* Start *

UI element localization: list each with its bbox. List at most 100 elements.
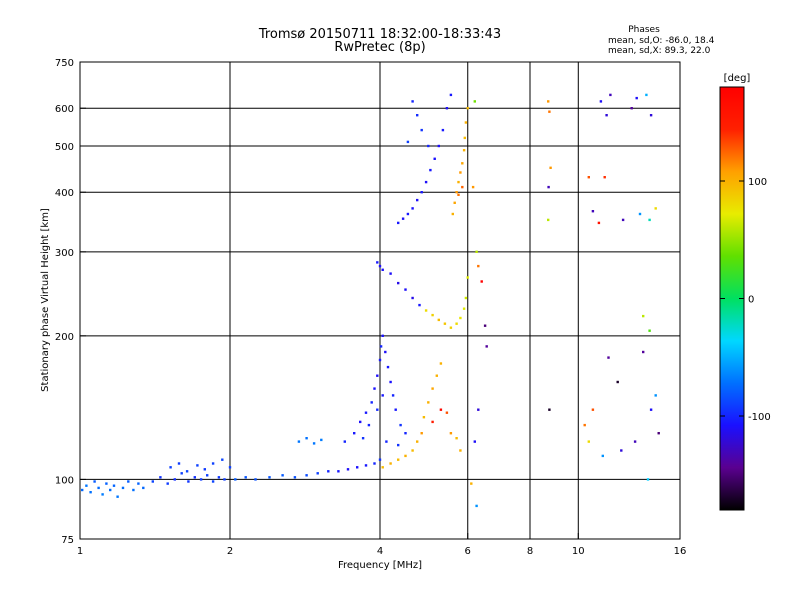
data-point [93,480,96,483]
data-point [420,128,423,132]
data-point [445,411,449,414]
data-point [457,193,460,196]
data-point [359,420,362,424]
data-point [397,443,400,447]
data-point [420,191,423,194]
data-point [466,276,469,279]
data-point [437,144,440,148]
data-point [373,462,376,465]
data-point [648,329,651,332]
data-point [389,462,392,465]
colorbar-label: [deg] [724,73,751,84]
data-point [416,440,419,443]
data-point [370,401,373,404]
x-tick-label: 8 [527,546,533,557]
data-point [461,162,464,165]
data-point [455,322,458,325]
data-point [381,394,384,397]
data-point [435,374,438,377]
data-point [180,472,183,475]
data-point [459,449,462,452]
data-point [399,423,402,427]
data-point [305,437,308,440]
data-point [427,401,430,404]
data-point [455,191,458,194]
data-point [142,486,145,490]
data-point [620,449,623,452]
data-point [217,476,221,479]
data-point [449,93,453,97]
data-point [599,100,603,103]
chart-subtitle: RwPretec (8p) [334,40,425,55]
data-point [433,157,436,160]
data-point [159,476,162,479]
data-point [244,476,247,479]
data-point [616,380,619,384]
data-point [376,408,379,411]
data-point [441,128,445,132]
data-point [424,180,428,184]
data-point [343,440,346,443]
data-point [105,482,108,485]
data-point [411,296,414,300]
colorbar-tick-label: 100 [748,177,767,188]
data-point [654,394,657,397]
x-tick-label: 1 [77,546,83,557]
x-axis-label: Frequency [MHz] [338,560,422,571]
y-tick-label: 200 [55,332,74,343]
data-point [85,484,88,487]
y-tick-label: 400 [55,188,74,199]
data-point [116,495,119,498]
x-tick-label: 10 [572,546,585,557]
data-point [473,440,476,443]
data-point [406,140,410,144]
data-point [254,478,257,481]
data-point [234,478,237,481]
data-point [470,482,473,485]
data-point [411,449,414,452]
data-point [406,212,410,216]
data-point [462,307,466,310]
data-point [361,437,365,440]
data-point [635,96,638,100]
data-point [449,326,453,329]
x-tick-label: 2 [227,546,233,557]
data-point [445,107,449,110]
data-point [378,264,382,268]
data-point [646,478,650,481]
data-point [416,114,419,117]
data-point [373,387,376,390]
data-point [305,474,308,477]
data-point [376,261,379,264]
data-point [431,387,434,390]
data-point [475,250,478,253]
data-point [427,144,430,148]
data-points [81,93,660,508]
y-axis-ticks: 75 100 200 300 400 500 600 750 [55,58,86,546]
colorbar-ticks: 100 0 -100 [720,177,771,423]
data-point [638,212,642,216]
data-point [443,322,447,325]
data-point [485,345,488,348]
data-point [268,476,271,479]
data-point [591,408,595,411]
y-tick-label: 100 [55,475,74,486]
data-point [327,470,330,473]
data-point [605,114,608,117]
data-point [477,264,480,268]
data-point [378,458,382,461]
data-point [356,466,359,469]
y-axis-label: Stationary phase Virtual Height [km] [40,208,51,392]
data-point [607,356,610,359]
data-point [609,93,612,97]
data-point [464,296,468,300]
data-point [422,416,426,419]
data-point [547,100,550,103]
data-point [411,207,414,210]
data-point [642,350,645,354]
data-point [397,458,400,461]
data-point [127,480,130,483]
data-point [633,440,637,443]
data-point [320,438,323,442]
data-point [397,221,400,225]
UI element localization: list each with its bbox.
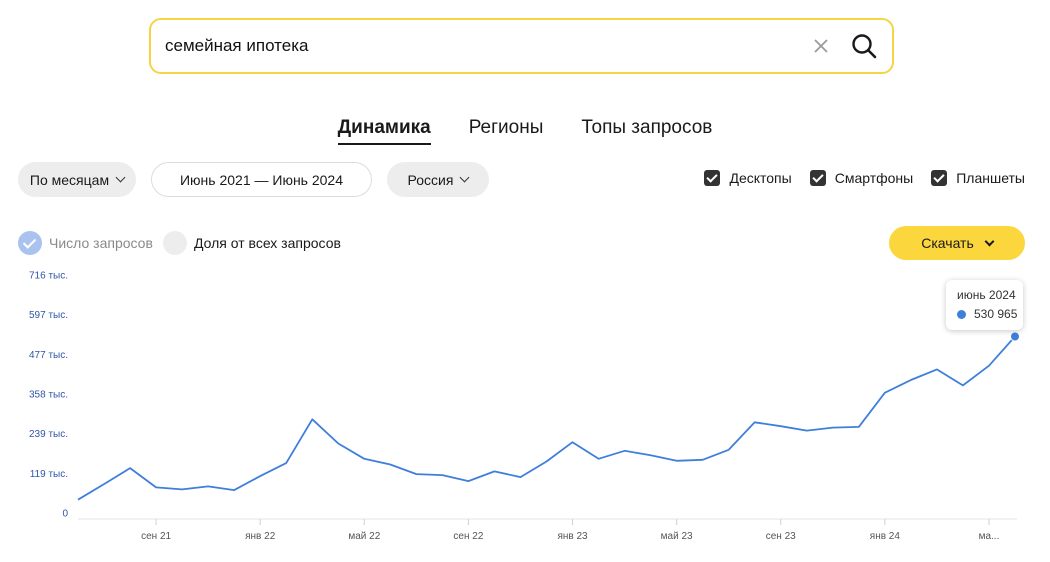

* End *

▸ **Requirements**
Substitute "colorbar-title" for "colorbar-label" in the listing lines from the line with "data-point [93,480,96,483]" up to and including the line with "data-point [441,128,445,132]", and leave everything else unchanged. Return only those lines.

▸ **Exercise result**
data-point [93,480,96,483]
data-point [420,128,423,132]
data-point [445,411,449,414]
data-point [457,193,460,196]
data-point [359,420,362,424]
data-point [397,443,400,447]
data-point [420,191,423,194]
data-point [466,276,469,279]
data-point [437,144,440,148]
data-point [373,462,376,465]
data-point [648,329,651,332]
data-point [389,462,392,465]
colorbar-title: [deg] [724,73,751,84]
data-point [416,440,419,443]
data-point [370,401,373,404]
x-tick-label: 8 [527,546,533,557]
data-point [461,162,464,165]
data-point [455,322,458,325]
data-point [381,394,384,397]
data-point [435,374,438,377]
data-point [180,472,183,475]
data-point [459,449,462,452]
data-point [399,423,402,427]
data-point [305,437,308,440]
data-point [427,401,430,404]
data-point [455,191,458,194]
data-point [142,486,145,490]
data-point [620,449,623,452]
data-point [217,476,221,479]
data-point [449,93,453,97]
data-point [599,100,603,103]
chart-subtitle: RwPretec (8p) [334,40,425,55]
data-point [433,157,436,160]
data-point [159,476,162,479]
data-point [244,476,247,479]
data-point [616,380,619,384]
data-point [376,408,379,411]
data-point [441,128,445,132]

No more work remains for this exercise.